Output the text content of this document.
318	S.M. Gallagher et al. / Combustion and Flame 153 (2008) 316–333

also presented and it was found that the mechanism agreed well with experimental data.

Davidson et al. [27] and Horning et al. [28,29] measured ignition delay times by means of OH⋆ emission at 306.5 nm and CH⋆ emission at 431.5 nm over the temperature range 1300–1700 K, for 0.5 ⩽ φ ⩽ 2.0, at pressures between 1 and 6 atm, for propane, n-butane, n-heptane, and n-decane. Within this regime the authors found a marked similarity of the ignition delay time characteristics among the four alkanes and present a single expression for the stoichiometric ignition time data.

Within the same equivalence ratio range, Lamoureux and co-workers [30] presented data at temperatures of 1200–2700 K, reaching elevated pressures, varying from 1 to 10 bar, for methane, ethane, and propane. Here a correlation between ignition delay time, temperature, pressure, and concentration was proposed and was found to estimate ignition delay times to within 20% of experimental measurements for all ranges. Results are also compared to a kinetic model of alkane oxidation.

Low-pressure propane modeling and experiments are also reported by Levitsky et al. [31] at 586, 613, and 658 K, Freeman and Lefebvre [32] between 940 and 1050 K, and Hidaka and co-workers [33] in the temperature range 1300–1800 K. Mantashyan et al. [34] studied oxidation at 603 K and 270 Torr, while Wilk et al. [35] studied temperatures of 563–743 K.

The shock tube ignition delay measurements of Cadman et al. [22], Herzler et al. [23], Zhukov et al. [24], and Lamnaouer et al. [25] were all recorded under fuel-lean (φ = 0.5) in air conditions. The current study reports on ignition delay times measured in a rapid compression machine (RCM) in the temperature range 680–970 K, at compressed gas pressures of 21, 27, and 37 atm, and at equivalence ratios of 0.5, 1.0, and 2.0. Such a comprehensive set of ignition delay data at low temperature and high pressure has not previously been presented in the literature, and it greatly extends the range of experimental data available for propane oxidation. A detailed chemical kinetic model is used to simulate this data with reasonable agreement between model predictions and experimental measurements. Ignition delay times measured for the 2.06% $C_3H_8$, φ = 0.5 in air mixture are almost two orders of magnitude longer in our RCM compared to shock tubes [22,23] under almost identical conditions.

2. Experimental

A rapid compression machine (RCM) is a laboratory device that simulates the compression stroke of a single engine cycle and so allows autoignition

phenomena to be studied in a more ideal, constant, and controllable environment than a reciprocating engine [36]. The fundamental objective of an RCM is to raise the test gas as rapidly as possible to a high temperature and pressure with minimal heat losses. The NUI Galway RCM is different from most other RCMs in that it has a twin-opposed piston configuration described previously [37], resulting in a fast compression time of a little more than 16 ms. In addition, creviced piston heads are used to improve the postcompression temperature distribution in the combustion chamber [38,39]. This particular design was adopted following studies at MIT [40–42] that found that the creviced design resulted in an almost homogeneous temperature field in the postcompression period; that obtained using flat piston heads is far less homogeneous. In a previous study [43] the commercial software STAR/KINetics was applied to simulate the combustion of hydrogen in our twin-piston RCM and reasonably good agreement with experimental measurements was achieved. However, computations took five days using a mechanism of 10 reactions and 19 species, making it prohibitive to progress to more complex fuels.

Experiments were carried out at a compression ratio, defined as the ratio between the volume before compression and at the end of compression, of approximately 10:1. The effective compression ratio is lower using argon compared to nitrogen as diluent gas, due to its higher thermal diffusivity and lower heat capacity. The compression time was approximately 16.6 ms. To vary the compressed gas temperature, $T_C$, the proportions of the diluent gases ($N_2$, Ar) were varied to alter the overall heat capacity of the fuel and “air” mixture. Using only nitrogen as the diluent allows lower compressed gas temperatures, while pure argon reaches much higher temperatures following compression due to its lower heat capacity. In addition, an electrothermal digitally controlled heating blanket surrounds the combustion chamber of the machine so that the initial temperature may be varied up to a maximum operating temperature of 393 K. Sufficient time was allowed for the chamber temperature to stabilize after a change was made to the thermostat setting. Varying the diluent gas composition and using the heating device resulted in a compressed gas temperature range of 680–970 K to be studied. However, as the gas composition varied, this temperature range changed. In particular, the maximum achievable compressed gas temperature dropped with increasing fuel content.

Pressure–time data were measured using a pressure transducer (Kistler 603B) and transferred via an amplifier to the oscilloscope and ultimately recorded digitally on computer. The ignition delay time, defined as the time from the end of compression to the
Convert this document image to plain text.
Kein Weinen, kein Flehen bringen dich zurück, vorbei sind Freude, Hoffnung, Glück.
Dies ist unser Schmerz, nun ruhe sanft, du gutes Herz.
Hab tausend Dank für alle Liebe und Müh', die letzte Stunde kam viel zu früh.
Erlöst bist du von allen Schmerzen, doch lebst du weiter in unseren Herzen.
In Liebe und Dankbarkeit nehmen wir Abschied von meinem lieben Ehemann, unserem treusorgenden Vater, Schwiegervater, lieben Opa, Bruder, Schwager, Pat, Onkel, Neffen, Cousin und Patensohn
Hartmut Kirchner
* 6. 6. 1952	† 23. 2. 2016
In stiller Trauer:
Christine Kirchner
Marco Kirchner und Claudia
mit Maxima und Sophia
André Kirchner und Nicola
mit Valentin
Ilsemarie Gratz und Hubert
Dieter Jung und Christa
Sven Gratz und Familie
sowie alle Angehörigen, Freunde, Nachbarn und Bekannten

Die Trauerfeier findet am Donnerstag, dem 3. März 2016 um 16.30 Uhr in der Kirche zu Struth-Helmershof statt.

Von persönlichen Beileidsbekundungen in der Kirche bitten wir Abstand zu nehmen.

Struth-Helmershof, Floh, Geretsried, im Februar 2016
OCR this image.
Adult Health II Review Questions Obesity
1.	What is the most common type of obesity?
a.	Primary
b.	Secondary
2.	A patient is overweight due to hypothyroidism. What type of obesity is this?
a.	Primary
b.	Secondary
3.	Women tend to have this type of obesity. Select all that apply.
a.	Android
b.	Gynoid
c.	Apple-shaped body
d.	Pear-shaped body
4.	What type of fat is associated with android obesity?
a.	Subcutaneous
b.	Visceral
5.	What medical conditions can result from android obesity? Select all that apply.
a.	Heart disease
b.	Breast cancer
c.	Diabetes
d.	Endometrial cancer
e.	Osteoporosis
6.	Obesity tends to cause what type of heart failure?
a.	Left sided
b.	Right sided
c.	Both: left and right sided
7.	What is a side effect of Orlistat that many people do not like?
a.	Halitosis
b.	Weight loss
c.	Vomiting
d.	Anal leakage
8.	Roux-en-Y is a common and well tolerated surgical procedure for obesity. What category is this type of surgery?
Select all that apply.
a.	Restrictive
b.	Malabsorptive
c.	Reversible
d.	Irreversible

****

■ STATED EXERCISE ■
Go through the records. Copy each line where "Struth" appears.

■ EXERCISE RESPONSE ■
Die Trauerfeier findet am Donnerstag, dem 3. März 2016 um 16.30 Uhr in der Kirche zu Struth-Helmershof statt.
Struth-Helmershof, Floh, Geretsried, im Februar 2016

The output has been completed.